From the entries that follow, gather each line holding the word "JSON".

*** Stored records ***

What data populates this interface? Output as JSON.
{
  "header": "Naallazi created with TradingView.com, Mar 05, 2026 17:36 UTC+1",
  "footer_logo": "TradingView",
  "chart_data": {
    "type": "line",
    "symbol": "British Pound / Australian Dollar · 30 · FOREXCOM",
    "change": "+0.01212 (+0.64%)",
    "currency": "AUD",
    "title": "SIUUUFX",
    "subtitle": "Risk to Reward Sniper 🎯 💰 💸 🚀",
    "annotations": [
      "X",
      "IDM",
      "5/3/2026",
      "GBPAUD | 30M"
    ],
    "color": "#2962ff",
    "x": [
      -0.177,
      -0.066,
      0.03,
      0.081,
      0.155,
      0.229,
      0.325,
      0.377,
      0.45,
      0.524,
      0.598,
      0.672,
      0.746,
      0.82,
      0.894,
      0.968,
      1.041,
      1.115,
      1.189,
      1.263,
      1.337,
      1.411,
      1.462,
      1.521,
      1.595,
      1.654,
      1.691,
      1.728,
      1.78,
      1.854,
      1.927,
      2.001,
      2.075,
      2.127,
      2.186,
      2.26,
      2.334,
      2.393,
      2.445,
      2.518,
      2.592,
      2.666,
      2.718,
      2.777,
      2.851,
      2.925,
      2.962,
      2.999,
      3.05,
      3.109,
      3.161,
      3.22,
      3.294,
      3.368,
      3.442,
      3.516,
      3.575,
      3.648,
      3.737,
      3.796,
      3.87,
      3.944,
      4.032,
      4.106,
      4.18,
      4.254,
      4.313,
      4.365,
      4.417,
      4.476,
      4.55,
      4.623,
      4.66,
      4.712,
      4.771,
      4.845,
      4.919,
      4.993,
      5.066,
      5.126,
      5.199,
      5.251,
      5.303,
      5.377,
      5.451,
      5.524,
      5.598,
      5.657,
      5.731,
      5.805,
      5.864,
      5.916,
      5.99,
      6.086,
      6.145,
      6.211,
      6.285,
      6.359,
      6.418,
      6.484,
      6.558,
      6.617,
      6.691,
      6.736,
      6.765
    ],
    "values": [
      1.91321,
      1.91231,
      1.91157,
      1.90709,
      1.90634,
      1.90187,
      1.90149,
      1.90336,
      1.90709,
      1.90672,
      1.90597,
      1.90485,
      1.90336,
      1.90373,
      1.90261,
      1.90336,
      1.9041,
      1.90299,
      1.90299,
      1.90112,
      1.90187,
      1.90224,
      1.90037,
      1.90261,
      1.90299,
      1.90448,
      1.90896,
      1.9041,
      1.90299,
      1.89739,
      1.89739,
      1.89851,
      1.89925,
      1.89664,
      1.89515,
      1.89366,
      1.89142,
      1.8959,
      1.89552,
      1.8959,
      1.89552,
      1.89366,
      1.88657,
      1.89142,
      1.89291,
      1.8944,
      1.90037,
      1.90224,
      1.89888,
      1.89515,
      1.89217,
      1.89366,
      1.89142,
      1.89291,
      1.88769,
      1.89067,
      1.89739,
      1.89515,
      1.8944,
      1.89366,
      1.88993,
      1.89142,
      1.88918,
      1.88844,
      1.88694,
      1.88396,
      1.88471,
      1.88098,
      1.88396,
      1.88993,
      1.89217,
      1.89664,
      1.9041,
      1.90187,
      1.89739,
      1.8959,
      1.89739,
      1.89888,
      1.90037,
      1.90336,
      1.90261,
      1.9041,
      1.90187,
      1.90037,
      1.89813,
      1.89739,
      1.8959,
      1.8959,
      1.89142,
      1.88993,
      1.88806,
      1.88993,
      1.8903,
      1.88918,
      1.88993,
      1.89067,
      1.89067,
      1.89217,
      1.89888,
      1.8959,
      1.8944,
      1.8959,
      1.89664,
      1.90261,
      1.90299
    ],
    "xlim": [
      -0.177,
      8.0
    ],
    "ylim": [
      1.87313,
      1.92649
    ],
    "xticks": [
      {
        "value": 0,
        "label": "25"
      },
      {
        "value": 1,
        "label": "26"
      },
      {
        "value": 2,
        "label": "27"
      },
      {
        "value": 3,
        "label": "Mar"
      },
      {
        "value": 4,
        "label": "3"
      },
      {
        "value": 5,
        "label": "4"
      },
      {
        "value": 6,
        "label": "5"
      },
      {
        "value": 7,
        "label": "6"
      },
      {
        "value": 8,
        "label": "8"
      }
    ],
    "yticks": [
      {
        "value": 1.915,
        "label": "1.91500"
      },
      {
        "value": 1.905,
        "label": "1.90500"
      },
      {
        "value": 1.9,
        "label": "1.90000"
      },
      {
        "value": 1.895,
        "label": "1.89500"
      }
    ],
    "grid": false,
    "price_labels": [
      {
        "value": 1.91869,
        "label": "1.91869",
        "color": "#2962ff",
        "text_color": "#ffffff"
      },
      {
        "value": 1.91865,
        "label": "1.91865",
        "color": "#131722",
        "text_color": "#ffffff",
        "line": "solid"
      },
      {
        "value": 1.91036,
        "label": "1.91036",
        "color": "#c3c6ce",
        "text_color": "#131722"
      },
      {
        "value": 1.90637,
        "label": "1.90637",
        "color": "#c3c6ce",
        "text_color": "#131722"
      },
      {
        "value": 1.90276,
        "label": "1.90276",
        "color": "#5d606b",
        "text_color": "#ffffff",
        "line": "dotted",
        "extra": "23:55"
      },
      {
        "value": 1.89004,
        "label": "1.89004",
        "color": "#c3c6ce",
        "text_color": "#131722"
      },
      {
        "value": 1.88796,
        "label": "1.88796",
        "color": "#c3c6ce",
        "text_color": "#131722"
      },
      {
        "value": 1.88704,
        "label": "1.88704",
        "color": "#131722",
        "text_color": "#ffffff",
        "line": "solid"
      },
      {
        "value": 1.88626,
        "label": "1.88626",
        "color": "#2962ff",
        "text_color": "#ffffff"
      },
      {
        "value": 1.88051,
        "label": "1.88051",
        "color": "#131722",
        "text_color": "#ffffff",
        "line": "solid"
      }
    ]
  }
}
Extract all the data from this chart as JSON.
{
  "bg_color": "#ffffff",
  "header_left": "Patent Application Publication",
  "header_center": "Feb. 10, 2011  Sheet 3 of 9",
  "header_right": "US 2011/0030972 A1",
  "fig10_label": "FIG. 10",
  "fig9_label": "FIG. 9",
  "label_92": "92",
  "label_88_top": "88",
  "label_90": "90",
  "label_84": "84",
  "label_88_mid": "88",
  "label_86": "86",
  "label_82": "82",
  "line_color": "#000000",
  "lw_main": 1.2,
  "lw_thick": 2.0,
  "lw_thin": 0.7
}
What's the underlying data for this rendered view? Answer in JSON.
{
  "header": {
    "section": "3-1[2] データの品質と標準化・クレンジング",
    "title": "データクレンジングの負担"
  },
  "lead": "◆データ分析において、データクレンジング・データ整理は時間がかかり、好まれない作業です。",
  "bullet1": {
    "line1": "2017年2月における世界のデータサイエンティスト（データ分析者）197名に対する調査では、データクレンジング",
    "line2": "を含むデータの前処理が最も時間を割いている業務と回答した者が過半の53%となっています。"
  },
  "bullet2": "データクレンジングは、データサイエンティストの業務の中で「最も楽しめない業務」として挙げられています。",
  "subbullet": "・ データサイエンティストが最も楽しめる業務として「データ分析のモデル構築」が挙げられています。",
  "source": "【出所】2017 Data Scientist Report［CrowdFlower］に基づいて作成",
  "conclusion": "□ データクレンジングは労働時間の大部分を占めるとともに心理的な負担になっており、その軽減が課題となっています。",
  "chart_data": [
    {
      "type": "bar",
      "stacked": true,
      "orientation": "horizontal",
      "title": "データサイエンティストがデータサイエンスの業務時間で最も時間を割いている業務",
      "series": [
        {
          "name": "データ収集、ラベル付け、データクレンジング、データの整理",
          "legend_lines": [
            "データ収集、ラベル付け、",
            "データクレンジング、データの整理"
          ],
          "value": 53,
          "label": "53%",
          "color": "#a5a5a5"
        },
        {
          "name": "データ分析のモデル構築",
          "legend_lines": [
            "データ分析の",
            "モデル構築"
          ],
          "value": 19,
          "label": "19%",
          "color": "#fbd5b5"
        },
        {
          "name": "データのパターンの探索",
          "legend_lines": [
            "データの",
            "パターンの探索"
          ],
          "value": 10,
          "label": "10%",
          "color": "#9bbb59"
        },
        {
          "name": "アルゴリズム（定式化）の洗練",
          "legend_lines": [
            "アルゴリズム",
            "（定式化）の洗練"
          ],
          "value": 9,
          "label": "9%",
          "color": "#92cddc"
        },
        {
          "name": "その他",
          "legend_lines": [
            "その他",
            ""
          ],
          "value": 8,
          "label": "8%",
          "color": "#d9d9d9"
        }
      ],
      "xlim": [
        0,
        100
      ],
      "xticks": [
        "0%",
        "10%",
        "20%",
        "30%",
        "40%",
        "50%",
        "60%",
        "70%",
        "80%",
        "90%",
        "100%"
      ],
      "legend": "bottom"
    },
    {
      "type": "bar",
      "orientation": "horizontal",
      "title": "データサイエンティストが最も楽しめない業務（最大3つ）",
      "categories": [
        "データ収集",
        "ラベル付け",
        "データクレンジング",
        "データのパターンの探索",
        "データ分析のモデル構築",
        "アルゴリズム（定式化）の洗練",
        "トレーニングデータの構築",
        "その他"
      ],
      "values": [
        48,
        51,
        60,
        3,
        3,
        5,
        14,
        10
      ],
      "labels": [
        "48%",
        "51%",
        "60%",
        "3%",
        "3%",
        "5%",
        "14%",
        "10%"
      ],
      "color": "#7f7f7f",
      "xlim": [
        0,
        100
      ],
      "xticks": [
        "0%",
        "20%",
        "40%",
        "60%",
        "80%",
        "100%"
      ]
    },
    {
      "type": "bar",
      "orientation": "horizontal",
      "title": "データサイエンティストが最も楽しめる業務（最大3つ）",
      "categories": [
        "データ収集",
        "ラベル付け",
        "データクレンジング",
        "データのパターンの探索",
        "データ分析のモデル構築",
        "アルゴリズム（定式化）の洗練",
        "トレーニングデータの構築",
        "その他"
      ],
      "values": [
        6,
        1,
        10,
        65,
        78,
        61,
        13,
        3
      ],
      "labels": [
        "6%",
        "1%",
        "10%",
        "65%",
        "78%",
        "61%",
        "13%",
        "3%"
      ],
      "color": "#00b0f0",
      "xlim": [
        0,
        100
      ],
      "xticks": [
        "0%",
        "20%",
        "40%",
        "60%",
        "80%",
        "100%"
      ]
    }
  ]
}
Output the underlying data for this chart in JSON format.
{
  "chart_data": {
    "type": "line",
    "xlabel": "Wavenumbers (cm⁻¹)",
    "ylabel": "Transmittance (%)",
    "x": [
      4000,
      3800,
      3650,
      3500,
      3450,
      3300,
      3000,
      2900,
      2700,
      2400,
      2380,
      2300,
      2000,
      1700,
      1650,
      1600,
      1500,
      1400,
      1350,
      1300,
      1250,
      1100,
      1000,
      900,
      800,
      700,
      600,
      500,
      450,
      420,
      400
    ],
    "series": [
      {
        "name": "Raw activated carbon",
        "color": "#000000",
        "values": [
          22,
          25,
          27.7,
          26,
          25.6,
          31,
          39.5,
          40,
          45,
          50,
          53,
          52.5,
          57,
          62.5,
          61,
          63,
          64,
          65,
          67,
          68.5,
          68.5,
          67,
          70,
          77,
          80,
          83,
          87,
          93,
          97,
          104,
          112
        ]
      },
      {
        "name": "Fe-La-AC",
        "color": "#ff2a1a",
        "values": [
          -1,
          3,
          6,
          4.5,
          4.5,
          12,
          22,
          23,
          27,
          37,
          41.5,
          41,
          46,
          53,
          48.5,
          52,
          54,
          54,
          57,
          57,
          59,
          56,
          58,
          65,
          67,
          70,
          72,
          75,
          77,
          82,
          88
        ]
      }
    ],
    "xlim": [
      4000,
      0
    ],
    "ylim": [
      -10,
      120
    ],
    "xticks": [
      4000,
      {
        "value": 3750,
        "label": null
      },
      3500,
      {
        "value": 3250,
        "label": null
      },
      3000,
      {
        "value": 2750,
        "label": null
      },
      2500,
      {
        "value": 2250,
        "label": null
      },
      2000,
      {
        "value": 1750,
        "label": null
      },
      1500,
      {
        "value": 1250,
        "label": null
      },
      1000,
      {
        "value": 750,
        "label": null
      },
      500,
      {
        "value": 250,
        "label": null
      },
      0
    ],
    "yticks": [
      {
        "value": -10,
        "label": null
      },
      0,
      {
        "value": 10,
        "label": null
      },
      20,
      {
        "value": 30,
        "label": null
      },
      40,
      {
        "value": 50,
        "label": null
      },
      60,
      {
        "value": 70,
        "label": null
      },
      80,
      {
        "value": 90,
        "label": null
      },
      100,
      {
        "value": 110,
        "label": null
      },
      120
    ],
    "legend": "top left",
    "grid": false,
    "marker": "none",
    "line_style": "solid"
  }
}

***

* [Result below]
What data populates this interface? Output as JSON.
Extract all the data from this chart as JSON.
What's the underlying data for this rendered view? Answer in JSON.
Output the underlying data for this chart in JSON format.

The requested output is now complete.